■ OBJECTIVE ■
Count the lines in the data below that contain the string "layout", treating uppercase and lowercase letters as different, and reply with only that number.

──────────

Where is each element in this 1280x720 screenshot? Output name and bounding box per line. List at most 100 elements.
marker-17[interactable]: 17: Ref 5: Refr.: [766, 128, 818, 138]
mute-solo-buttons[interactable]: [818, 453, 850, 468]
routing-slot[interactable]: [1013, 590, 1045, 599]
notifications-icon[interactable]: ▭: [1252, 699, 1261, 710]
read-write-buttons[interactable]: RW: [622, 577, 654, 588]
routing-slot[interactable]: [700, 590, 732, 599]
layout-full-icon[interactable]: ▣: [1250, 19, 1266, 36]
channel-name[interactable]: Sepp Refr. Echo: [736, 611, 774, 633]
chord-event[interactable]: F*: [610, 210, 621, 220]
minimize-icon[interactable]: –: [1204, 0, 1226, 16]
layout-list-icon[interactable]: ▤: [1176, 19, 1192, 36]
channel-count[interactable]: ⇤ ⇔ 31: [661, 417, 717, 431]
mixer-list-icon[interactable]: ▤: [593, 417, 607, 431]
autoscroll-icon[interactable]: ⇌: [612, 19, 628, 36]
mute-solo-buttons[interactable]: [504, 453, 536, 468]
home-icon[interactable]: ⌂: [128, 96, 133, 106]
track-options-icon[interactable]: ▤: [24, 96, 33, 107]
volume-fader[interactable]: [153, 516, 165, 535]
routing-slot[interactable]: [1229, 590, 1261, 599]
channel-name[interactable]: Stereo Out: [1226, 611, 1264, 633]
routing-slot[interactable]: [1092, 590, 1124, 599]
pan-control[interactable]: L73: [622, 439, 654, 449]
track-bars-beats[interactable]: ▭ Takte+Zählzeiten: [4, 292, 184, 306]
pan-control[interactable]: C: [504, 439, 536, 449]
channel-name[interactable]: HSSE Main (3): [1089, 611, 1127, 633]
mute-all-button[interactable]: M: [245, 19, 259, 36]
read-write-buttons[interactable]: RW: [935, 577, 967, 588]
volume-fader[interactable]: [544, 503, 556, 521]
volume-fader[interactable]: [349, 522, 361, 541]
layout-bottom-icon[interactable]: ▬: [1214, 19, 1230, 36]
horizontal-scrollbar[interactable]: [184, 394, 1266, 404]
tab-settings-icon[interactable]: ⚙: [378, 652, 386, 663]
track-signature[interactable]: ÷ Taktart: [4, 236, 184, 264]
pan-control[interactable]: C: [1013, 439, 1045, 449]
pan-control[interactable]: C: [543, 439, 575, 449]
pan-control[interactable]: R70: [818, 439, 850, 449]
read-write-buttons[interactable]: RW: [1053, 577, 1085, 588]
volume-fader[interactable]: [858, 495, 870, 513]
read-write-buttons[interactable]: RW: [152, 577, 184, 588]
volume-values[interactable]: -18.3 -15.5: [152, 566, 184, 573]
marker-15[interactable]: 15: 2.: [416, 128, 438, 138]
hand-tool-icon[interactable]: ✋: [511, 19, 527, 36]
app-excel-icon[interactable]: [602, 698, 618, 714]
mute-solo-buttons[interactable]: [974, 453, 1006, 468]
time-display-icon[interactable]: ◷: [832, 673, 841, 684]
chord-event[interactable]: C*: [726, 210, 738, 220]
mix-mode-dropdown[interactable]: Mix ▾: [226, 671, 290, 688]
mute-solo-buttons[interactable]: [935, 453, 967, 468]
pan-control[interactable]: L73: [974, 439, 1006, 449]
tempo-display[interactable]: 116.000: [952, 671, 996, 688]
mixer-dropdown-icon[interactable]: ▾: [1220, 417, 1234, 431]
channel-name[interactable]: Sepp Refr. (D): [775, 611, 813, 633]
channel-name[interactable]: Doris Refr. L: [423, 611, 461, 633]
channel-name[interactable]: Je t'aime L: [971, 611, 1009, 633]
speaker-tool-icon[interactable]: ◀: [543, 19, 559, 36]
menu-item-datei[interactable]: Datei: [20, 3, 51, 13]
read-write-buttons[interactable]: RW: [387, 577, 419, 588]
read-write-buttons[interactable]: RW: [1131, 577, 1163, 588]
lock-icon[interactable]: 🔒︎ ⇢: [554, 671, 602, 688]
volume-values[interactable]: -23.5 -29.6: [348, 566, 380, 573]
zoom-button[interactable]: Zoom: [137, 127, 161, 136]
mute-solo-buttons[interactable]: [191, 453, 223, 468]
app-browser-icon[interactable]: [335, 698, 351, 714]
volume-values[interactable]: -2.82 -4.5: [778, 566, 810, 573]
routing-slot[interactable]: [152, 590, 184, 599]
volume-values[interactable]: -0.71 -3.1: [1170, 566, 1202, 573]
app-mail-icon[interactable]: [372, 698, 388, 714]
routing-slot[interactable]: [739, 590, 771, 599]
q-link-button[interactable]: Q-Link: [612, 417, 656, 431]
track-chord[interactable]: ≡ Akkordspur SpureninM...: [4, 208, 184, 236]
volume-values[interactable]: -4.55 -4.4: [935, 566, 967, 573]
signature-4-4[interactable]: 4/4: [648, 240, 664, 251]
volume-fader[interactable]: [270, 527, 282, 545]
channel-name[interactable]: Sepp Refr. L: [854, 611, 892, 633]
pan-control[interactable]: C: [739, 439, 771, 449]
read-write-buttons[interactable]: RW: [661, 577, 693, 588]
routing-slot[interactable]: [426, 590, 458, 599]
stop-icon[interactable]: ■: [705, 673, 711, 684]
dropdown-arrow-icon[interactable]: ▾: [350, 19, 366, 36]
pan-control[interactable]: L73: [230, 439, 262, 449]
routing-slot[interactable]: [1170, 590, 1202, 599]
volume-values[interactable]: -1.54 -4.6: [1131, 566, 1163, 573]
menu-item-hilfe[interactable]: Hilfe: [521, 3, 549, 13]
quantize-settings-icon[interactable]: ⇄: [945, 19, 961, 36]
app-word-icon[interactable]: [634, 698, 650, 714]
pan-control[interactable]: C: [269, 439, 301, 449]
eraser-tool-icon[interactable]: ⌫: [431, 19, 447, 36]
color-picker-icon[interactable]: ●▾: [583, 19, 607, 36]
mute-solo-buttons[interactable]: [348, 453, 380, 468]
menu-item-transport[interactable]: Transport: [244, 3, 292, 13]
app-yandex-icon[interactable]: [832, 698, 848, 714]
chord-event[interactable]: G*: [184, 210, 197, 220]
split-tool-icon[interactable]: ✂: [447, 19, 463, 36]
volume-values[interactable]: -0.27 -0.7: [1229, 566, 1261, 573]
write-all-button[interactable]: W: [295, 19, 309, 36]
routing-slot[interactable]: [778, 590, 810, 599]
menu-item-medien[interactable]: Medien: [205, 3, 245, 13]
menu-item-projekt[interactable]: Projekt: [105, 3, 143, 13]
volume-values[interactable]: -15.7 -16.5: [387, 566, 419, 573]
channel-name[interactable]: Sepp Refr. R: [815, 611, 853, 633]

──────────

■ WRITTEN ANSWER ■
3